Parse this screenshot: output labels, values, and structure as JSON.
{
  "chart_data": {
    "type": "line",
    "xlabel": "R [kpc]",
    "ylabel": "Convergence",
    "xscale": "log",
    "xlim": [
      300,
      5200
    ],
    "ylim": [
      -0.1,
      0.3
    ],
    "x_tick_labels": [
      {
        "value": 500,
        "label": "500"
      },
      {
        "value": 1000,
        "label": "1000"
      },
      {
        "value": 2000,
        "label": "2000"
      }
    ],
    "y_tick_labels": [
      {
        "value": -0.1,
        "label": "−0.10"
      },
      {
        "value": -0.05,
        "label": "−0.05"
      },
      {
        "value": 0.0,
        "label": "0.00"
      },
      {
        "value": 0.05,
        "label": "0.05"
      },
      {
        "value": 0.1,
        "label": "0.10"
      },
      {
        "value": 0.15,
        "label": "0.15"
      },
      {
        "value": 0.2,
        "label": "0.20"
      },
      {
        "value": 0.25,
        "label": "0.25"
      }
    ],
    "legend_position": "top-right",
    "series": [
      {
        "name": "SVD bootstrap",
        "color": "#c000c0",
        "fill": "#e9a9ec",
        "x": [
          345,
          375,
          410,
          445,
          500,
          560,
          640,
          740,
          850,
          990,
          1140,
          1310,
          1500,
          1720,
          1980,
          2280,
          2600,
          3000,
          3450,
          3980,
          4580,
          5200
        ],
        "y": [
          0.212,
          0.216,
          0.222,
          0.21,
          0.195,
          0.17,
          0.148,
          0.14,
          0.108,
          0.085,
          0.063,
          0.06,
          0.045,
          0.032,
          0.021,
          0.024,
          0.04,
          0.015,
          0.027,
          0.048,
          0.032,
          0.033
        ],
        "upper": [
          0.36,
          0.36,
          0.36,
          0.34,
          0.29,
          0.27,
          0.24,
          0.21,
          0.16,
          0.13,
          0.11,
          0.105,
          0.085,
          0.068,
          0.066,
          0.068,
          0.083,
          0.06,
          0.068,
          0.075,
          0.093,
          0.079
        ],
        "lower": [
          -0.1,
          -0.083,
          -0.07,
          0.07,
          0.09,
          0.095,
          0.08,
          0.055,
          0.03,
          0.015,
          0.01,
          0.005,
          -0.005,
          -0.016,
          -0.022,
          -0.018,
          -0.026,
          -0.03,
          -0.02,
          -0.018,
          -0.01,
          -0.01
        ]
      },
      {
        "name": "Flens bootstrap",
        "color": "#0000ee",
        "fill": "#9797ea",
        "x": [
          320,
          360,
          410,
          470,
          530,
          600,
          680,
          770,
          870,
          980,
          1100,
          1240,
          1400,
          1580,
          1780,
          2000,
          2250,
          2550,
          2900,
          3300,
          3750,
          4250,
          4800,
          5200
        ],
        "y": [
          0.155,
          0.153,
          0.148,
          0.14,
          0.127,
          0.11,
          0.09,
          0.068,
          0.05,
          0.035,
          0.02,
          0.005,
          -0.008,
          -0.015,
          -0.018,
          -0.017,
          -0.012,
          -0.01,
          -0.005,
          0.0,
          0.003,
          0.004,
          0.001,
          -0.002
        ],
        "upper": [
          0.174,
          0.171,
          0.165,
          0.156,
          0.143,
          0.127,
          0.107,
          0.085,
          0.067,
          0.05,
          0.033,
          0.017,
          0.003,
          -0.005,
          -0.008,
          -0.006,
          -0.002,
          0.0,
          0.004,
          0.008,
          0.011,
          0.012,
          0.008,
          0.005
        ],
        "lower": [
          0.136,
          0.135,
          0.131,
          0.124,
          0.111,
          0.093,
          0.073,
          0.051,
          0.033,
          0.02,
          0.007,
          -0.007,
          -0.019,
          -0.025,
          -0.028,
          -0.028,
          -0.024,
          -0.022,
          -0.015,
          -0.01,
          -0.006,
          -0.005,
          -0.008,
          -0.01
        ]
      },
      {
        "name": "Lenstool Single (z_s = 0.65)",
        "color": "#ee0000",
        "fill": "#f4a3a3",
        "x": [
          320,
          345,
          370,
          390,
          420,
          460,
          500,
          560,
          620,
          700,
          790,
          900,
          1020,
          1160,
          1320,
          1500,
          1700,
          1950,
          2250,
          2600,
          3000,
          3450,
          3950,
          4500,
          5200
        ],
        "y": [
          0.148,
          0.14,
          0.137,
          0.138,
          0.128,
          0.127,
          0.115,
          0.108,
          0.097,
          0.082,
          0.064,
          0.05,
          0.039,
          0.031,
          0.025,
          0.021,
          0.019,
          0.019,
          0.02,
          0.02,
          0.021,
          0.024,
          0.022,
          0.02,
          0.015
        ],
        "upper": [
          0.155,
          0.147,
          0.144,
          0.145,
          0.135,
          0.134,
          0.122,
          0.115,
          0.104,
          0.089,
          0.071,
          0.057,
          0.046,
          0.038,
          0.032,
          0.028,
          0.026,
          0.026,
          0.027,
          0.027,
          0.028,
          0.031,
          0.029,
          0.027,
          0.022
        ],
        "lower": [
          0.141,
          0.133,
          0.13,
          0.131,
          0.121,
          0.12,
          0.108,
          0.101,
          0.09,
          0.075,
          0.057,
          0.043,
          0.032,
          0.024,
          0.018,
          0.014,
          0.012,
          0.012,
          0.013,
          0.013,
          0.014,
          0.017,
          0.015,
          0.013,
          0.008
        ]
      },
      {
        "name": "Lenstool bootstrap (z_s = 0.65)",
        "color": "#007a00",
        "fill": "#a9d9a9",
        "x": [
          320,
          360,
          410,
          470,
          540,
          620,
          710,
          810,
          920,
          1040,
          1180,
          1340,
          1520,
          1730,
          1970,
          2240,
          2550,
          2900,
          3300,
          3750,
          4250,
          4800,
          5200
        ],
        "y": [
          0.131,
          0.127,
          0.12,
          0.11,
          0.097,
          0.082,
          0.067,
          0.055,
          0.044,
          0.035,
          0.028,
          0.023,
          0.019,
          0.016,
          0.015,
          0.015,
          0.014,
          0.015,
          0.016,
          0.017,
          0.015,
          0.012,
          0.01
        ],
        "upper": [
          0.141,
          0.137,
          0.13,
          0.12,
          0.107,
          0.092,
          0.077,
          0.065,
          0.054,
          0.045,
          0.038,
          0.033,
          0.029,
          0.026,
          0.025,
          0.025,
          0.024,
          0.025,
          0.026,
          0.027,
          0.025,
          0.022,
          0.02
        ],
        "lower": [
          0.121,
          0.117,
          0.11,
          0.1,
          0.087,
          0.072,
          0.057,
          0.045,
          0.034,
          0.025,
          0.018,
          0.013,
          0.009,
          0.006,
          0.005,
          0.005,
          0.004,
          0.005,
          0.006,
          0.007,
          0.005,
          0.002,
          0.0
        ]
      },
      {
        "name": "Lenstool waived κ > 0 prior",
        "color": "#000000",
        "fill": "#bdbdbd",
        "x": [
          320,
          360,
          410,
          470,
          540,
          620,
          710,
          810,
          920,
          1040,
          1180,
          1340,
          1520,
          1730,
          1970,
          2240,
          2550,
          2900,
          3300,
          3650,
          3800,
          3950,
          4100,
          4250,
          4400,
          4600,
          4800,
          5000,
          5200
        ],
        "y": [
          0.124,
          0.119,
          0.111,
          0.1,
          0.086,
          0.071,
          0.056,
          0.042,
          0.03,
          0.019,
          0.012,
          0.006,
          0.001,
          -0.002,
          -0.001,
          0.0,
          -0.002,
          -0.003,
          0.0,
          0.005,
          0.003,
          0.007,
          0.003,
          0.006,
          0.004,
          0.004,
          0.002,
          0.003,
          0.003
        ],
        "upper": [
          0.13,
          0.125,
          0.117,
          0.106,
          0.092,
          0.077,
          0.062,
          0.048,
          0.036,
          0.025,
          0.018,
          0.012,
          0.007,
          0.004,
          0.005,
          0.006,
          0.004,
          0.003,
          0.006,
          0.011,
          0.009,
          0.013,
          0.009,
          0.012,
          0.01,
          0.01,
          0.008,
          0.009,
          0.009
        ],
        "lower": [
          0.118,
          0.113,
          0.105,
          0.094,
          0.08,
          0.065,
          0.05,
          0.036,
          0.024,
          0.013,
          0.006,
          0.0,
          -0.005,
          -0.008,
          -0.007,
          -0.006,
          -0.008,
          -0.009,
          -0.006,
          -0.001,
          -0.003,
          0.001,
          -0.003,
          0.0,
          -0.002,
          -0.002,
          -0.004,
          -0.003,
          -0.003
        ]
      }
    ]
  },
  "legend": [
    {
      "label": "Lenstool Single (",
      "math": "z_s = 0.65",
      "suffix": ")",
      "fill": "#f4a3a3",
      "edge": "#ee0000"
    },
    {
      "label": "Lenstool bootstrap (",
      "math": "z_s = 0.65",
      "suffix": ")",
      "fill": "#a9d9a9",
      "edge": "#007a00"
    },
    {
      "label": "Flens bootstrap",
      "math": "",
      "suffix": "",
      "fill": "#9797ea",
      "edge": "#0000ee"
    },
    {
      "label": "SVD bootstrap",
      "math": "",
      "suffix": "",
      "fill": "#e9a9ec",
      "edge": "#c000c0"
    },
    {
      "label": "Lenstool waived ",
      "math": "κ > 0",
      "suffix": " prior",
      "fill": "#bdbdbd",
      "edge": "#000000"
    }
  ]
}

=-=-=-=-=

# Direction
For each line of the listing that holds the word "Lenstool", show that line.

# Answer to the problem
        "name": "Lenstool Single (z_s = 0.65)",
        "name": "Lenstool bootstrap (z_s = 0.65)",
        "name": "Lenstool waived κ > 0 prior",
      "label": "Lenstool Single (",
      "label": "Lenstool bootstrap (",
      "label": "Lenstool waived ",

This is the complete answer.